**Problem to work on:** Select, from the data, each line where "icon" occurs.

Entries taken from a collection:
%%
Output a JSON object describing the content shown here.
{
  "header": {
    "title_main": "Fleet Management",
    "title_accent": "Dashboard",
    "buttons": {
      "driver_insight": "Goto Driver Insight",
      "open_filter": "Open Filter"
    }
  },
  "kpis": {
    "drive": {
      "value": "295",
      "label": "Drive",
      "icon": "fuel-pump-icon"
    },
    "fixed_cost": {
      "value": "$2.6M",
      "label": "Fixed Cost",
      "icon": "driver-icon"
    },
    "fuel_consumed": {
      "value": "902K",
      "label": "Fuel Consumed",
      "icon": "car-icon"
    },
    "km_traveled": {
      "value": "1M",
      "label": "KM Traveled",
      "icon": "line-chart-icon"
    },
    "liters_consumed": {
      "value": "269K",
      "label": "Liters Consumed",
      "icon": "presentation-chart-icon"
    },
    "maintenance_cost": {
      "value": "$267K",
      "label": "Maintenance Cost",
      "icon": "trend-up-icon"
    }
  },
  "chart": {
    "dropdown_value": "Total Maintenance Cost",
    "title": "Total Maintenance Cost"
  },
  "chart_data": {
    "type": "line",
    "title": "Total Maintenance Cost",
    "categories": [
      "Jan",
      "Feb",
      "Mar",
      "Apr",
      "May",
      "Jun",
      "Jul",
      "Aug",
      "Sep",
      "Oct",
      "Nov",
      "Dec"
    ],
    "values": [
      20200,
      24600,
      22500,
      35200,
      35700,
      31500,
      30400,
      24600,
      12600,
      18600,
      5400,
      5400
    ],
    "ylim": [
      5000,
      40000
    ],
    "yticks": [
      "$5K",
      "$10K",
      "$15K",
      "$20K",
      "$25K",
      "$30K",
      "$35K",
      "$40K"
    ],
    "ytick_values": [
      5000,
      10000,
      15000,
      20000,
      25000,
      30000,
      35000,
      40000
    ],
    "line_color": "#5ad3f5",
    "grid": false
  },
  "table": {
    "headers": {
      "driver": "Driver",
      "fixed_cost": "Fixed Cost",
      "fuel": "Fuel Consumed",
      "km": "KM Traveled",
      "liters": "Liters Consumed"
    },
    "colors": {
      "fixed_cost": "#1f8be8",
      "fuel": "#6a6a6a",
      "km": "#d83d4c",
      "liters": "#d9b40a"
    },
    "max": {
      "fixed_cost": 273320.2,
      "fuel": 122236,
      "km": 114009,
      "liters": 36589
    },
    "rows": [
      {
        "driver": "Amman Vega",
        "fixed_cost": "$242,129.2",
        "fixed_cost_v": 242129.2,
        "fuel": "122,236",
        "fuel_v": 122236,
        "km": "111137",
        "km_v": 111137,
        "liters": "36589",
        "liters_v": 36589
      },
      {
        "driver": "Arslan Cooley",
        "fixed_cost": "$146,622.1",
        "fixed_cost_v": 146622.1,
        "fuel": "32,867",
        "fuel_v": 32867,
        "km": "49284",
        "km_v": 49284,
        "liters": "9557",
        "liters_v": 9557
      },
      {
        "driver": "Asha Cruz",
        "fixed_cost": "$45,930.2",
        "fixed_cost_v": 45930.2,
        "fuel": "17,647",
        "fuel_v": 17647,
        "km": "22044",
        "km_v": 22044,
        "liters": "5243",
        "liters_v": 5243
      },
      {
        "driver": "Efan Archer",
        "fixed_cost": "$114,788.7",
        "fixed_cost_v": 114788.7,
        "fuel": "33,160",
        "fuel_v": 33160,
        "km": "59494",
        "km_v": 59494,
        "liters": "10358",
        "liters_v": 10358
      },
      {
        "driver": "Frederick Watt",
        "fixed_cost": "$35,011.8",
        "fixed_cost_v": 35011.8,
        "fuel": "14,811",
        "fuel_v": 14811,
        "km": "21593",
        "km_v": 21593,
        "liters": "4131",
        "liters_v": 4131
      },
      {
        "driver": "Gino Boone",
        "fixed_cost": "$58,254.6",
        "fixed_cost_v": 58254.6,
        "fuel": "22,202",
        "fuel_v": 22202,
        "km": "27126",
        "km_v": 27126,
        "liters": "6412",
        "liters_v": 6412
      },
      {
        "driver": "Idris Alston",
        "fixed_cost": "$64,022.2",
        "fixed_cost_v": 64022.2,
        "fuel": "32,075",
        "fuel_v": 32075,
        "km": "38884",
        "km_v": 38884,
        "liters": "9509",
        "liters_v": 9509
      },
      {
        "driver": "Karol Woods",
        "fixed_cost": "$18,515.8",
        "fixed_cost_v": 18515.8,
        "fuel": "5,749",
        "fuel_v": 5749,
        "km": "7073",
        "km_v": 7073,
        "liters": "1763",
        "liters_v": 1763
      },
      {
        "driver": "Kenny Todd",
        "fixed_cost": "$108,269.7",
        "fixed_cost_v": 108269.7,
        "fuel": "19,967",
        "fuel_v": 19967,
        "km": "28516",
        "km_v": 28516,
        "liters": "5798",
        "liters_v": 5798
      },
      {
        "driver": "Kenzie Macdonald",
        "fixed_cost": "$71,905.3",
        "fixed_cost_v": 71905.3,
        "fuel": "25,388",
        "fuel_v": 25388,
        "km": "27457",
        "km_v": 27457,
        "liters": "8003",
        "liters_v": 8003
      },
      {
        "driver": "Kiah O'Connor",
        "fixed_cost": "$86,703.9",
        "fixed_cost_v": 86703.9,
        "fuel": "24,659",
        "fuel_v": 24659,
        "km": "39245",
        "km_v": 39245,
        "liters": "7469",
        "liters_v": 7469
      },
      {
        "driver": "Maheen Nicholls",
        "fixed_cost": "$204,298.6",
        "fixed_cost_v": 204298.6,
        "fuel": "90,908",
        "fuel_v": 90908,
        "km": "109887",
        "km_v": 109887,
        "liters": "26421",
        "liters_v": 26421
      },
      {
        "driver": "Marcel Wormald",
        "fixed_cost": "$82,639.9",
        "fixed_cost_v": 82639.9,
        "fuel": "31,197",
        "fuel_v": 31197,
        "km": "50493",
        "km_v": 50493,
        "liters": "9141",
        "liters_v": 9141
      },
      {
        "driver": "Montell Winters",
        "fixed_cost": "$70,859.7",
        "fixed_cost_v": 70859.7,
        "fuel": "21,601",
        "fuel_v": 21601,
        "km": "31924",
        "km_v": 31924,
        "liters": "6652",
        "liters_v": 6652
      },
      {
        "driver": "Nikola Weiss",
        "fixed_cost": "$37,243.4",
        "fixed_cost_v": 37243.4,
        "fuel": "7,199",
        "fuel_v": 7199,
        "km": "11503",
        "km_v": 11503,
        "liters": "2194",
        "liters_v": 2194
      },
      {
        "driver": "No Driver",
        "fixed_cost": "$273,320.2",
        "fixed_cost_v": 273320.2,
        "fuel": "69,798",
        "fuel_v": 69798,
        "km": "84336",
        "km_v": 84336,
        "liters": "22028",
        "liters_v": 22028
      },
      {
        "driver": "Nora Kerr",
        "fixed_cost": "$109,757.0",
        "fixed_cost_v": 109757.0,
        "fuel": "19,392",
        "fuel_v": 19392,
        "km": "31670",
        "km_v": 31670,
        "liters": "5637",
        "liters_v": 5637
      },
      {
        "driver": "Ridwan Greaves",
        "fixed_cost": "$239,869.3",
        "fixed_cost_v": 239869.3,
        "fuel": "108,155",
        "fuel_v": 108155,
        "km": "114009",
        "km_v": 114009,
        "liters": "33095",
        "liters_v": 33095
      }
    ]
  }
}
%%
**Task solution:**
      "icon": "fuel-pump-icon"
      "icon": "driver-icon"
      "icon": "car-icon"
      "icon": "line-chart-icon"
      "icon": "presentation-chart-icon"
      "icon": "trend-up-icon"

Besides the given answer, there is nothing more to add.